* Extract provided:
####
Before HUG, WILLIAM A. NORRIS, and LEAVY, Circuit Judges.


MEMORANDUM* 

Carl Anders Eckstrom, a California state prisoner, appeals the district court's denial of his habeas corpus petition, 28 U.S.C. § 2254, challenging his murder convictions in Los Angeles County. We remand to the district court with instructions to conduct an evidentiary hearing on Eckstrom's ineffective assistance of counsel claim.

Eckstrom contends he was denied effective assistance of counsel as a result of his trial counsel's failure to present the defense of diminished mental capacity. Eckstrom argues that such failure cannot be justified as a reasonable strategy decision. Specifically, Eckstrom asserts that his counsel's argument that the evidence was insufficient as a matter of law to sustain a first degree murder conviction under People v. Anderson, 70 Cal. 2d 15, 447 P.2d 942 (1968), was inappropriate for his case. Eckstrom maintains that, at a minimum, his counsel should have raised the defense of diminished capacity as an alternative defense. Significantly, Eckstrom argues that there is a reasonable probability that the outcome of his trial would have been different if counsel had presented the defense of diminished capacity.
####
[Dataset excerpt]

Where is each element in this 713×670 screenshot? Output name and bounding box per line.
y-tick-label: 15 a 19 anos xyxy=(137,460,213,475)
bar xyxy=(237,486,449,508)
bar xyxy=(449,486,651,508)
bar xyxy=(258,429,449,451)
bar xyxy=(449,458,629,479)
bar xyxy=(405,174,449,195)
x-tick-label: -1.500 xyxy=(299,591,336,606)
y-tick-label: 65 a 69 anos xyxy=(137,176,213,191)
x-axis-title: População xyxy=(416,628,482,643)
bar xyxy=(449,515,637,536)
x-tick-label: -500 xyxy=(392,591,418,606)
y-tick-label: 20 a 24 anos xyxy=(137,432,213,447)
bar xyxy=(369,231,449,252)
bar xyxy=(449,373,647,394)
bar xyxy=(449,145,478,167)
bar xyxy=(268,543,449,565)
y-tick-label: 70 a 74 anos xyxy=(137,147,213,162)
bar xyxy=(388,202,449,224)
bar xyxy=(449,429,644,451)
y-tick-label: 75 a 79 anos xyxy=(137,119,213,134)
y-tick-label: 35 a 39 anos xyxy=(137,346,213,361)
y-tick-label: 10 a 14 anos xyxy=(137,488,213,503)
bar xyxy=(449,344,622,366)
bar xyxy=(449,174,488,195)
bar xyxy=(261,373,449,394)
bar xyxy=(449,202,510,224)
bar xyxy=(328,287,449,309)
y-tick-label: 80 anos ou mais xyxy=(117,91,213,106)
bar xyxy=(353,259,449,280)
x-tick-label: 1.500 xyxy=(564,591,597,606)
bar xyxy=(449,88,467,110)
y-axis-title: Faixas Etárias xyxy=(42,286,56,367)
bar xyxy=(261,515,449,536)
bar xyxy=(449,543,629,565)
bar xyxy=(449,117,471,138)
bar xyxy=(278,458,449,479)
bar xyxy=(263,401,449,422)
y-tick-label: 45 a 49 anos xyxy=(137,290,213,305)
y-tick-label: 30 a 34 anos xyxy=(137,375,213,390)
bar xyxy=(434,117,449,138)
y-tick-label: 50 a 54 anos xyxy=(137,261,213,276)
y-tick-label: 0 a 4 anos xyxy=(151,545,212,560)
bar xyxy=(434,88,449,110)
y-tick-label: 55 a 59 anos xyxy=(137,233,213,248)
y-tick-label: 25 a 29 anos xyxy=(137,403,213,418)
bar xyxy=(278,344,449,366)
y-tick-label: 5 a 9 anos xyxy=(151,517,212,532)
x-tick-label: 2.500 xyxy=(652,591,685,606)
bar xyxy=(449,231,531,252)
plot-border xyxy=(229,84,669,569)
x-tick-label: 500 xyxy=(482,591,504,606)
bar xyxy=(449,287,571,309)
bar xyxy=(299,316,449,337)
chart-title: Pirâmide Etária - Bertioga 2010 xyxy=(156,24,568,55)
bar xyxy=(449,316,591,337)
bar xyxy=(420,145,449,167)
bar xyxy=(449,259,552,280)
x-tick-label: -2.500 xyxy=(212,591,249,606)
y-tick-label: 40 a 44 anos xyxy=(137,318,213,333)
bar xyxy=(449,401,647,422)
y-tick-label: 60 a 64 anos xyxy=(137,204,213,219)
####
* What you will do: Quote the court memorandum from "MEMORANDUM*" up to and including "of counsel claim.". None of the lines is needed for this work.

* Reply:
MEMORANDUM* 

Carl Anders Eckstrom, a California state prisoner, appeals the district court's denial of his habeas corpus petition, 28 U.S.C. § 2254, challenging his murder convictions in Los Angeles County. We remand to the district court with instructions to conduct an evidentiary hearing on Eckstrom's ineffective assistance of counsel claim.